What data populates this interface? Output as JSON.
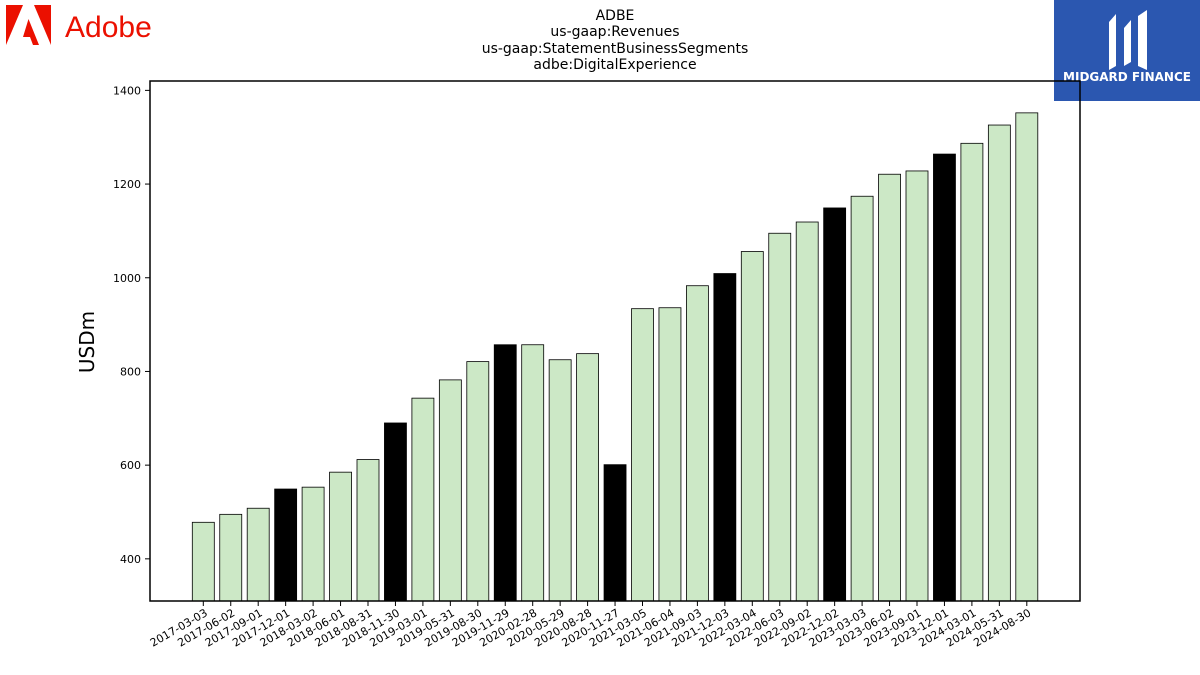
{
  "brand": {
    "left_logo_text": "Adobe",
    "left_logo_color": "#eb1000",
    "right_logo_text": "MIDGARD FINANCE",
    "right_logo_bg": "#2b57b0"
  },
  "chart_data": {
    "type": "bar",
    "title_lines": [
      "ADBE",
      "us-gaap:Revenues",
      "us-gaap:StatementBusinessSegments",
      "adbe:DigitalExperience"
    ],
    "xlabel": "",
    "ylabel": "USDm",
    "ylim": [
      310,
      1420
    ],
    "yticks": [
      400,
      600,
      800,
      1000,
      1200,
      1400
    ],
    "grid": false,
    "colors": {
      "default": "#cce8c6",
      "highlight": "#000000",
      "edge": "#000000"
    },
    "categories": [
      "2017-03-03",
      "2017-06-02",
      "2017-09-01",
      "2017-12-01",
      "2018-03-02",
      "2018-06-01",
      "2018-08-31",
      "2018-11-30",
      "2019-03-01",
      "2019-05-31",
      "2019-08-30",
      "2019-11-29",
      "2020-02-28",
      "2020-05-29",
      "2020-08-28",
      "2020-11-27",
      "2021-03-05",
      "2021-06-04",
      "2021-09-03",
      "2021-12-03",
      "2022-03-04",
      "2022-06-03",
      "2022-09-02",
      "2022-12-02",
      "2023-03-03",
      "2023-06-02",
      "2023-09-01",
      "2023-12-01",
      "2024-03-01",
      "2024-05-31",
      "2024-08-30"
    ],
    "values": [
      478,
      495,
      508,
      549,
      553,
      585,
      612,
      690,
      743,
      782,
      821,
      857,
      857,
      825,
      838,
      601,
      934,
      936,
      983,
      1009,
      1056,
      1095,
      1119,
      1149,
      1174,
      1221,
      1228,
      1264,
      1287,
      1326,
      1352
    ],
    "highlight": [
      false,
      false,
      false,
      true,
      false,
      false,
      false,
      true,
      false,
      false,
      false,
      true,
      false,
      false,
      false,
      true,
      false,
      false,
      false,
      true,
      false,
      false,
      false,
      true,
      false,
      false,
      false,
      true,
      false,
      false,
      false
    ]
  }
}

****************************************

- Prompt
All of the entries need to be transcribed word for word; pictures are left out.

- In response
What data populates this interface? Output as JSON.
{
  "brand": {
    "left_logo_text": "Adobe",
    "left_logo_color": "#eb1000",
    "right_logo_text": "MIDGARD FINANCE",
    "right_logo_bg": "#2b57b0"
  },
  "chart_data": {
    "type": "bar",
    "title_lines": [
      "ADBE",
      "us-gaap:Revenues",
      "us-gaap:StatementBusinessSegments",
      "adbe:DigitalExperience"
    ],
    "xlabel": "",
    "ylabel": "USDm",
    "ylim": [
      310,
      1420
    ],
    "yticks": [
      400,
      600,
      800,
      1000,
      1200,
      1400
    ],
    "grid": false,
    "colors": {
      "default": "#cce8c6",
      "highlight": "#000000",
      "edge": "#000000"
    },
    "categories": [
      "2017-03-03",
      "2017-06-02",
      "2017-09-01",
      "2017-12-01",
      "2018-03-02",
      "2018-06-01",
      "2018-08-31",
      "2018-11-30",
      "2019-03-01",
      "2019-05-31",
      "2019-08-30",
      "2019-11-29",
      "2020-02-28",
      "2020-05-29",
      "2020-08-28",
      "2020-11-27",
      "2021-03-05",
      "2021-06-04",
      "2021-09-03",
      "2021-12-03",
      "2022-03-04",
      "2022-06-03",
      "2022-09-02",
      "2022-12-02",
      "2023-03-03",
      "2023-06-02",
      "2023-09-01",
      "2023-12-01",
      "2024-03-01",
      "2024-05-31",
      "2024-08-30"
    ],
    "values": [
      478,
      495,
      508,
      549,
      553,
      585,
      612,
      690,
      743,
      782,
      821,
      857,
      857,
      825,
      838,
      601,
      934,
      936,
      983,
      1009,
      1056,
      1095,
      1119,
      1149,
      1174,
      1221,
      1228,
      1264,
      1287,
      1326,
      1352
    ],
    "highlight": [
      false,
      false,
      false,
      true,
      false,
      false,
      false,
      true,
      false,
      false,
      false,
      true,
      false,
      false,
      false,
      true,
      false,
      false,
      false,
      true,
      false,
      false,
      false,
      true,
      false,
      false,
      false,
      true,
      false,
      false,
      false
    ]
  }
}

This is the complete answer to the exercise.